Material provided:

— BEGIN —

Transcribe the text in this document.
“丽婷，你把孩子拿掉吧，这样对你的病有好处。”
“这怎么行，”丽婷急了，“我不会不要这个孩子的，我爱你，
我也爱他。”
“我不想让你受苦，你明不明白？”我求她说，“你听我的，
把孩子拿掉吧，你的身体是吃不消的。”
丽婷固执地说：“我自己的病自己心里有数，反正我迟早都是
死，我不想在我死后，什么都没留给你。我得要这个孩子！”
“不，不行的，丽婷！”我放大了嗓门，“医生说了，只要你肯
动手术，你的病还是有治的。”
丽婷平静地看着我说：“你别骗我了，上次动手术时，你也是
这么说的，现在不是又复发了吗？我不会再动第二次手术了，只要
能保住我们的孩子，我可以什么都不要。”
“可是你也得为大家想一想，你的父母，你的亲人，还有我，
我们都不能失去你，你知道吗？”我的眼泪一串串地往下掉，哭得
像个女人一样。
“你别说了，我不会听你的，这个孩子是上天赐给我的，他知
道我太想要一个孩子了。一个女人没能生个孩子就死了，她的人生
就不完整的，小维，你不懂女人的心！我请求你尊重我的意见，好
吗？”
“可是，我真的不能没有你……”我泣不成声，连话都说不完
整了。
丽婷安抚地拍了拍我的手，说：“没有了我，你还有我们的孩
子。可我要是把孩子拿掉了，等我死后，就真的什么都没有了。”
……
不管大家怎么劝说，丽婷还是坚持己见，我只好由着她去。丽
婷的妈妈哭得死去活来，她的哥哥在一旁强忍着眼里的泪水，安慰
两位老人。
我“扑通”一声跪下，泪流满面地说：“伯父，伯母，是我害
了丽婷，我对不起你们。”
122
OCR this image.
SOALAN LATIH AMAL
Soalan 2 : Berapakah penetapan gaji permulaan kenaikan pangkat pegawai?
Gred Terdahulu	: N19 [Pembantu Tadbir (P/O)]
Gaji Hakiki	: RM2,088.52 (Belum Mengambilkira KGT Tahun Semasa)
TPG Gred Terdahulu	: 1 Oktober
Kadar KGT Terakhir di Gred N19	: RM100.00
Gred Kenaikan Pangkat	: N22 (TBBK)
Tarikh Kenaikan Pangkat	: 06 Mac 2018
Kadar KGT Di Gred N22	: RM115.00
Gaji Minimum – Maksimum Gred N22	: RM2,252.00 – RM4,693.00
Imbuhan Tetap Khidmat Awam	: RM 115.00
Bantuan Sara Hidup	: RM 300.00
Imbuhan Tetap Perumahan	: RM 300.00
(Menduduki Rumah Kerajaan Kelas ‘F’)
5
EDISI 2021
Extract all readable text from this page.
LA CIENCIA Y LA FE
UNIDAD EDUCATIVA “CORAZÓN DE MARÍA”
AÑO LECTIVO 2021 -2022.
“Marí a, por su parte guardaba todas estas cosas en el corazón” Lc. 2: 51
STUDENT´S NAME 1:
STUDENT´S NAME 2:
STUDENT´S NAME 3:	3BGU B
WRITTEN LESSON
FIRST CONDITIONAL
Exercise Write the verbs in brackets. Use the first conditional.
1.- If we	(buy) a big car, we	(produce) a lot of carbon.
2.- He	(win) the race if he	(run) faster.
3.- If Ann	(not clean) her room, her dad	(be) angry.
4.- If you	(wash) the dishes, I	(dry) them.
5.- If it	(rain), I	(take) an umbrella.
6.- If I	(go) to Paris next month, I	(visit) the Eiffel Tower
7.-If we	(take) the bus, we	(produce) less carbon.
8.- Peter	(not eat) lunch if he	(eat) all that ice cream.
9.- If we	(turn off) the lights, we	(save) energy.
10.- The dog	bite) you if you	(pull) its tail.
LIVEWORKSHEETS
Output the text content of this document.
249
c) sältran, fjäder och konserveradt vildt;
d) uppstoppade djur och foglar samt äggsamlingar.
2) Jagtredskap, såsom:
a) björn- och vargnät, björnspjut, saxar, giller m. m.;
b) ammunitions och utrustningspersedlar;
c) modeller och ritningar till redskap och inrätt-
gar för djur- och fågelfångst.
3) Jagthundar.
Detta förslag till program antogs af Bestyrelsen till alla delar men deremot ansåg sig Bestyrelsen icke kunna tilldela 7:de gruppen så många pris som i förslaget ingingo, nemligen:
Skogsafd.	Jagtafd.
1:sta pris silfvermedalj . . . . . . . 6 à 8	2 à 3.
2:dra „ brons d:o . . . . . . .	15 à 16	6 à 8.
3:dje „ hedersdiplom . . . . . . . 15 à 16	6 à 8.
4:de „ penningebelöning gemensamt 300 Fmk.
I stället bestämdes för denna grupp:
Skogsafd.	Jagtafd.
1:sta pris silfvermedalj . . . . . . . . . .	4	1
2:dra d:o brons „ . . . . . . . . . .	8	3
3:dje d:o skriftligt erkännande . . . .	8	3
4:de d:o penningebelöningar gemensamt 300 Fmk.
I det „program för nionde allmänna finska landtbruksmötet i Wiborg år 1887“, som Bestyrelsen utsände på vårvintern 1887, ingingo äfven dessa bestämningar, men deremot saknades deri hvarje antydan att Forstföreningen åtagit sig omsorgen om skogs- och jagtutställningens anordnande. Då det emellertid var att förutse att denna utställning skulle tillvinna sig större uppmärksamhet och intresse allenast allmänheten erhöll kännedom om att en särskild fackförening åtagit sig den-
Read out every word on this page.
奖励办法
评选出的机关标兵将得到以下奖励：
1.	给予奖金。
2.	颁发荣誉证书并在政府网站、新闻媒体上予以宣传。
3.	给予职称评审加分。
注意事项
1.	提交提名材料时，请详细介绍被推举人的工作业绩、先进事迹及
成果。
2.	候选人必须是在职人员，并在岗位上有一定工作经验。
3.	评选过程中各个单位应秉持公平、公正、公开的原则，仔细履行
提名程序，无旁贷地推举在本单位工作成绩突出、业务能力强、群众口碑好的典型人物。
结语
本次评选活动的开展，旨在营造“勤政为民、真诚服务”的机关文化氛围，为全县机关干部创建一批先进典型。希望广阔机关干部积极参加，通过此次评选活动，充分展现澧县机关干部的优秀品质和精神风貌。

— END —

Problem statement:
All lines from the one containing "Read out every word on this page." through the end of the records, both ends included, are to be quoted exactly; please add nothing else.

Reply:
Read out every word on this page.
奖励办法
评选出的机关标兵将得到以下奖励：
1.	给予奖金。
2.	颁发荣誉证书并在政府网站、新闻媒体上予以宣传。
3.	给予职称评审加分。
注意事项
1.	提交提名材料时，请详细介绍被推举人的工作业绩、先进事迹及
成果。
2.	候选人必须是在职人员，并在岗位上有一定工作经验。
3.	评选过程中各个单位应秉持公平、公正、公开的原则，仔细履行
提名程序，无旁贷地推举在本单位工作成绩突出、业务能力强、群众口碑好的典型人物。
结语
本次评选活动的开展，旨在营造“勤政为民、真诚服务”的机关文化氛围，为全县机关干部创建一批先进典型。希望广阔机关干部积极参加，通过此次评选活动，充分展现澧县机关干部的优秀品质和精神风貌。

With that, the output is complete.